EXERCISE GOAL: Please recast everything from the start of the records down to and including the line containing "move-crosshair-icon[interactable] — [1299, 5, 1320, 26]" as a numbered list, leaving out any blank lines.

----

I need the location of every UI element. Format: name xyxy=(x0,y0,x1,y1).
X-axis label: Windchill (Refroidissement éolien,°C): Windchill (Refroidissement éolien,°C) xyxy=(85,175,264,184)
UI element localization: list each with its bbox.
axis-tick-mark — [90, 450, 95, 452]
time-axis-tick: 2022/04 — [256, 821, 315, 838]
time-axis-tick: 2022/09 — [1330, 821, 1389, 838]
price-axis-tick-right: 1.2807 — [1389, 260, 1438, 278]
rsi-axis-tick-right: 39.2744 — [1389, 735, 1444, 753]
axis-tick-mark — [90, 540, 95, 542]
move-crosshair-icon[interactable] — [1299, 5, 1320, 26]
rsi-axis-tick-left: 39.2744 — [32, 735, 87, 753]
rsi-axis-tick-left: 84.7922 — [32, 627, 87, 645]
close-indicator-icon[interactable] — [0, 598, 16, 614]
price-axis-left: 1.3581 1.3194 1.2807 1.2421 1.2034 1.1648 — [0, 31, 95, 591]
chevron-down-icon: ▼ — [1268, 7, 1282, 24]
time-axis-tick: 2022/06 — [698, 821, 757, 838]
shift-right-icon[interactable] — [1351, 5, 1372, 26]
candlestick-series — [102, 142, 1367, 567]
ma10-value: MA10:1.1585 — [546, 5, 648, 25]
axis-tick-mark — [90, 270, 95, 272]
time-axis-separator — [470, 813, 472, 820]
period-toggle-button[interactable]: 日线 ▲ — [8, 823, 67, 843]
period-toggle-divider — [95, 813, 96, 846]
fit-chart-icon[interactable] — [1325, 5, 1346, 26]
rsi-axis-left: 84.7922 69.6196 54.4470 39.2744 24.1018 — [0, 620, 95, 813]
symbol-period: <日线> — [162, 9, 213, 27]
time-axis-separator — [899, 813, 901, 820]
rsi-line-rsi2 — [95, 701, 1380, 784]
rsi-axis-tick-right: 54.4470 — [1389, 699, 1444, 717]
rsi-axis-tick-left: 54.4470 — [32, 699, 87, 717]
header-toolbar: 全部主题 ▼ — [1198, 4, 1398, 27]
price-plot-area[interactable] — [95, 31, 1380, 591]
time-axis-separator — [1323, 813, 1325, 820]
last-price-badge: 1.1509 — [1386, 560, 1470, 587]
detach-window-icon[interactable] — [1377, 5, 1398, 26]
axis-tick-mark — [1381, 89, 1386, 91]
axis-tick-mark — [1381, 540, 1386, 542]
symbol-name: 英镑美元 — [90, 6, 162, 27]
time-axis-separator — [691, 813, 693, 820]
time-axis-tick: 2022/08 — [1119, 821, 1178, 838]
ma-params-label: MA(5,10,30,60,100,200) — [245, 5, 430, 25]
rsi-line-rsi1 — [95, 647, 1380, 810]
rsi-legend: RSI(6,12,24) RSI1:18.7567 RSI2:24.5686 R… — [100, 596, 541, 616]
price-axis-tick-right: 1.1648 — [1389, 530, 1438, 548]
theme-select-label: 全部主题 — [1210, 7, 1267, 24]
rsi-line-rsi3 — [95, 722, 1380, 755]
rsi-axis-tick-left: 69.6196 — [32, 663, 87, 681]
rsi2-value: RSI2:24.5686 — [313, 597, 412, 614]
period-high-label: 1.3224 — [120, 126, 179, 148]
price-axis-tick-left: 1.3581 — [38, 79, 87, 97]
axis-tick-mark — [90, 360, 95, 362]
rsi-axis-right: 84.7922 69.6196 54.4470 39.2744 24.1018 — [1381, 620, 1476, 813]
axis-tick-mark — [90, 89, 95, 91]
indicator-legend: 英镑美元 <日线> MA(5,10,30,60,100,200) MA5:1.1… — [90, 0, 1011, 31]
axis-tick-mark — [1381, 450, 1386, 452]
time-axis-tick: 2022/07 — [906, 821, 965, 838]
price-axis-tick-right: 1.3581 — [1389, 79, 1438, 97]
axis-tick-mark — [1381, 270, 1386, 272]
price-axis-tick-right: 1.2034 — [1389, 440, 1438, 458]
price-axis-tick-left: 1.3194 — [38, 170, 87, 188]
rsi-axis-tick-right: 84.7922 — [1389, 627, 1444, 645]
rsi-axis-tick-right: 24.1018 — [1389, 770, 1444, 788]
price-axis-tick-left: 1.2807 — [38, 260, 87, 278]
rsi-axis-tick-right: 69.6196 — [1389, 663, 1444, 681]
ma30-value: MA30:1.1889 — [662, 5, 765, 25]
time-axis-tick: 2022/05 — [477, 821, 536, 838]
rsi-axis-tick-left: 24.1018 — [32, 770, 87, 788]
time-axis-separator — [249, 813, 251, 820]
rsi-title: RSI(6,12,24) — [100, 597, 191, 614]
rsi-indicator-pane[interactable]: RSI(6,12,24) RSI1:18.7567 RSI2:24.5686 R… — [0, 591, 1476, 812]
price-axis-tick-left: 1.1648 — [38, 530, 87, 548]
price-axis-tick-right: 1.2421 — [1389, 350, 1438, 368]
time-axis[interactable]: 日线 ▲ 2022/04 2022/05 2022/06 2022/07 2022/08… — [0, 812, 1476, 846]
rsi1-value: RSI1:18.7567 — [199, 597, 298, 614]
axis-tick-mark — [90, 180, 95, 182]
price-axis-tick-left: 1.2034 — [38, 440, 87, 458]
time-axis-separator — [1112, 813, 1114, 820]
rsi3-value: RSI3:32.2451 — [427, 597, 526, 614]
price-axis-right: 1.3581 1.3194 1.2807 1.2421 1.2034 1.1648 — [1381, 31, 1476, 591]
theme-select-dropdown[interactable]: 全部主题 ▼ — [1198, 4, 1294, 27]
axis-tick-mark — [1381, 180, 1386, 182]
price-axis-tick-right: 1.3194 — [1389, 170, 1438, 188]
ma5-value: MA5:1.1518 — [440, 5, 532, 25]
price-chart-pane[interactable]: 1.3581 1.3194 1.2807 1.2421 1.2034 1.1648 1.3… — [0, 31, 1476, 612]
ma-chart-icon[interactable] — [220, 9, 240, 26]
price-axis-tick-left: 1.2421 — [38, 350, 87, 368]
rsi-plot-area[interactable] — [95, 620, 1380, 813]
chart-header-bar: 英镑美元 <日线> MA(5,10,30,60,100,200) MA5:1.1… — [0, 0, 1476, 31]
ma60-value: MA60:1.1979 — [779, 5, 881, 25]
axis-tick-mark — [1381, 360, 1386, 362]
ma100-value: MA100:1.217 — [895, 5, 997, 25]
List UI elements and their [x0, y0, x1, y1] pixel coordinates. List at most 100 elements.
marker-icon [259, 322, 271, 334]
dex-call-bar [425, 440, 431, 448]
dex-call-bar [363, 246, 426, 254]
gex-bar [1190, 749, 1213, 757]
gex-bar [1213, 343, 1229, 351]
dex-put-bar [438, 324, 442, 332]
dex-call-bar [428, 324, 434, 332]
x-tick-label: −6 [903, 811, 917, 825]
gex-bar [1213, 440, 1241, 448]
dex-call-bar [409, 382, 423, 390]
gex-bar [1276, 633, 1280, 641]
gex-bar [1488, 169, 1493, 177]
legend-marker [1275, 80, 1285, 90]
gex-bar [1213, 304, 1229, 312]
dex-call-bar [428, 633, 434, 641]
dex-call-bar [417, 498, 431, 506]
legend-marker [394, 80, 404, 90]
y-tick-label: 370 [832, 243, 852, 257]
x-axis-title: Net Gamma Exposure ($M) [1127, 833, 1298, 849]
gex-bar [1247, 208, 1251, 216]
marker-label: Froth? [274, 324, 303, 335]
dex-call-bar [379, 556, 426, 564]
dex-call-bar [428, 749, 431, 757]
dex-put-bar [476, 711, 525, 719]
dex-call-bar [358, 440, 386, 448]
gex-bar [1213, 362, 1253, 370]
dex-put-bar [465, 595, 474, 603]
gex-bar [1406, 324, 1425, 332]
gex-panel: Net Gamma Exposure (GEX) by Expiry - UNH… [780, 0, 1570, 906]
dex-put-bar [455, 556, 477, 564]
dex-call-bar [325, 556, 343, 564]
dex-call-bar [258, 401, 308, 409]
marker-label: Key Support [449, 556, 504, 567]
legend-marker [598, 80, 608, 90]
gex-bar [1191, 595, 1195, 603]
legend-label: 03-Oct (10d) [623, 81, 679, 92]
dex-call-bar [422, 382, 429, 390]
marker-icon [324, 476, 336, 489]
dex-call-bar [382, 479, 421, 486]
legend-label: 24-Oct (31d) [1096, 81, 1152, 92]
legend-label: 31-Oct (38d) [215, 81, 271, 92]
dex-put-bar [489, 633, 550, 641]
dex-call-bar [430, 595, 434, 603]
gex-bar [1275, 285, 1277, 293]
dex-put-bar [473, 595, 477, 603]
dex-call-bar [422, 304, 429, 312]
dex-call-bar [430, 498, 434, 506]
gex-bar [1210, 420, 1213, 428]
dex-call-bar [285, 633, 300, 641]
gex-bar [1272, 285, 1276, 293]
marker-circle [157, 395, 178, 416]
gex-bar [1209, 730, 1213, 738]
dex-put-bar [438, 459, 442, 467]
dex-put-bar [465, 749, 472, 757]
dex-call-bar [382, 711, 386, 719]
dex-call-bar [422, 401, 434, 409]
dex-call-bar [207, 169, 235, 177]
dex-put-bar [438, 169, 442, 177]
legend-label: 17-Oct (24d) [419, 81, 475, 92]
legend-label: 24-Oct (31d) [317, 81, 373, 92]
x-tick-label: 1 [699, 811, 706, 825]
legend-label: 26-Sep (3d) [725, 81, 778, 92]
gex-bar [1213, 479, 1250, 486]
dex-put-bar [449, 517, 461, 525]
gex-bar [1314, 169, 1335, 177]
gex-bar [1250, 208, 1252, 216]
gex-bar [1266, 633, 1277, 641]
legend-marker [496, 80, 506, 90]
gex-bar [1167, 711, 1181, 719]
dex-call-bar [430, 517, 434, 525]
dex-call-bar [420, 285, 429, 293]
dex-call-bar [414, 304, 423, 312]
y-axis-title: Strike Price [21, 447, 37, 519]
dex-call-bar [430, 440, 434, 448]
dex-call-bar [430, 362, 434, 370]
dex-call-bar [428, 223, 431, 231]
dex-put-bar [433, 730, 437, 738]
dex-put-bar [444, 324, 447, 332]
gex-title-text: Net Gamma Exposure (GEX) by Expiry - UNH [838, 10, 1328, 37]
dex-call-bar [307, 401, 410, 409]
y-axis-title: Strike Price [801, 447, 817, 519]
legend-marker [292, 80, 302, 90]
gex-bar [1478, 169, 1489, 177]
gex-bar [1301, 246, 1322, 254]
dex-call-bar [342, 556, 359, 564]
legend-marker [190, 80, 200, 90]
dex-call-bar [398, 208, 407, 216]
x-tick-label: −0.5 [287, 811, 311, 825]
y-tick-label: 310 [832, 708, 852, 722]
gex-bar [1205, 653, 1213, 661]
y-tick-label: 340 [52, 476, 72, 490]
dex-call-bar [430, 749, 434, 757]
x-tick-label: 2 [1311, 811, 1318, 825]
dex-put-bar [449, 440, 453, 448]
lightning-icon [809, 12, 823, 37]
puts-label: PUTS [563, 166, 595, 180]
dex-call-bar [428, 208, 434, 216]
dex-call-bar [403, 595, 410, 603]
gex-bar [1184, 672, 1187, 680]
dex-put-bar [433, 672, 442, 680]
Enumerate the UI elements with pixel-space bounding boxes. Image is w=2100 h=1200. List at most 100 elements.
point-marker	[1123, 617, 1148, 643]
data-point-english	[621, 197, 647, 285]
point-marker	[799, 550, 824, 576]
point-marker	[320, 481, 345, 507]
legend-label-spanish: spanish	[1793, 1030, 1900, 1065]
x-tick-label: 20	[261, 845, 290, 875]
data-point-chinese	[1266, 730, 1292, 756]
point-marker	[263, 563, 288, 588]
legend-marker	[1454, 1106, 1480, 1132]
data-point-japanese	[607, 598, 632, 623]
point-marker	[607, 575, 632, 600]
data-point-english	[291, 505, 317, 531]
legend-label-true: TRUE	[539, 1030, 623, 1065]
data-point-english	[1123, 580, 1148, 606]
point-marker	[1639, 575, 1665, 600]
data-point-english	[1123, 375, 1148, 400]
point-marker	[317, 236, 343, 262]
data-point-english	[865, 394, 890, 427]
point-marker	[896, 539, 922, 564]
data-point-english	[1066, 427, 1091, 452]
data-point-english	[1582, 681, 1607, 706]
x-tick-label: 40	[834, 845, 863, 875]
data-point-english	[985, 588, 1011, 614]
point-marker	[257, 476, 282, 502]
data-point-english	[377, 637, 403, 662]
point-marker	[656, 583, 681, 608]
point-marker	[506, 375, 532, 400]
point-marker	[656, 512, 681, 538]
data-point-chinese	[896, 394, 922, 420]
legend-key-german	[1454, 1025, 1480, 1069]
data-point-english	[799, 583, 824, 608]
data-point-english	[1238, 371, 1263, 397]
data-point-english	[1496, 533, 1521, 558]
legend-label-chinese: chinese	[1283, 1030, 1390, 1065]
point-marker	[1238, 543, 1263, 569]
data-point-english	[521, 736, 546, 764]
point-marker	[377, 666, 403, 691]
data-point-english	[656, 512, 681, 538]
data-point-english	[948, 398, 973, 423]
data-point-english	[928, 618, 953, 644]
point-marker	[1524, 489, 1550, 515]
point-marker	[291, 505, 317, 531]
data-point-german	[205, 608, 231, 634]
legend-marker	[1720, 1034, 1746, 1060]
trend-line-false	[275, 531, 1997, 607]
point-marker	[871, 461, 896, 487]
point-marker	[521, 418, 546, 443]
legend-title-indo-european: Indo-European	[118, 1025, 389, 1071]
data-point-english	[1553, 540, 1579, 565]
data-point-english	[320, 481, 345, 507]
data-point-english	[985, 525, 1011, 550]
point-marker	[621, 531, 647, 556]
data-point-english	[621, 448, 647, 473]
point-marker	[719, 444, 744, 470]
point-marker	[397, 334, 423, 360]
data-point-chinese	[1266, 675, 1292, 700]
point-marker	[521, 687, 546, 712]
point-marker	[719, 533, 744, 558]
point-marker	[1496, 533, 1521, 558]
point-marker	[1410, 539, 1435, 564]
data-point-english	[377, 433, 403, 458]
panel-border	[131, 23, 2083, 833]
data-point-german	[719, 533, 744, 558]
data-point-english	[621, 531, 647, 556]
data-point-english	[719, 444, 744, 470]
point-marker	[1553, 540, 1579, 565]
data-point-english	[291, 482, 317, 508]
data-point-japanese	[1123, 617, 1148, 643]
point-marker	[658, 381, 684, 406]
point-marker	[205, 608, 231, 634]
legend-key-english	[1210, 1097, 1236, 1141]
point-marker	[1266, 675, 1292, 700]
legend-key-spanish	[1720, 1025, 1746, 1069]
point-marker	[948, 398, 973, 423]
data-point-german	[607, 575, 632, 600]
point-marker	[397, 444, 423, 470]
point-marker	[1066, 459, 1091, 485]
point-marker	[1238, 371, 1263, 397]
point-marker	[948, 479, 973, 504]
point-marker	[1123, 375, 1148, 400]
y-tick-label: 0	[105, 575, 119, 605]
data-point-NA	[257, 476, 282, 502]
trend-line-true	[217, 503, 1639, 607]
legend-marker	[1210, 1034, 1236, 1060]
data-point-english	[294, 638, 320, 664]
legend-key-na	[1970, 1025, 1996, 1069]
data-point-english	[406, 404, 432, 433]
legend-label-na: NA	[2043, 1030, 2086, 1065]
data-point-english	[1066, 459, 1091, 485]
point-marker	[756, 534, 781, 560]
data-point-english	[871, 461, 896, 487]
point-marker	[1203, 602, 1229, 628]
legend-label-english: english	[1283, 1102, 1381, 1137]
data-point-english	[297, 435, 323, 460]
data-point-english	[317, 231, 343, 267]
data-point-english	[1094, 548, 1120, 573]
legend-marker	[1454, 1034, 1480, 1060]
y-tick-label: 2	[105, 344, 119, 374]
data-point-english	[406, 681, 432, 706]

----

WORKED SOLUTION:
1. I need the location of every UI element. Format: name xyxy=(x0,y0,x1,y1).
2. X-axis label: Windchill (Refroidissement éolien,°C): Windchill (Refroidissement éolien,°C) xyxy=(85,175,264,184)
3. UI element localization: list each with its bbox.
4. axis-tick-mark — [90, 450, 95, 452]
5. time-axis-tick: 2022/04 — [256, 821, 315, 838]
6. time-axis-tick: 2022/09 — [1330, 821, 1389, 838]
7. price-axis-tick-right: 1.2807 — [1389, 260, 1438, 278]
8. rsi-axis-tick-right: 39.2744 — [1389, 735, 1444, 753]
9. axis-tick-mark — [90, 540, 95, 542]
10. move-crosshair-icon[interactable] — [1299, 5, 1320, 26]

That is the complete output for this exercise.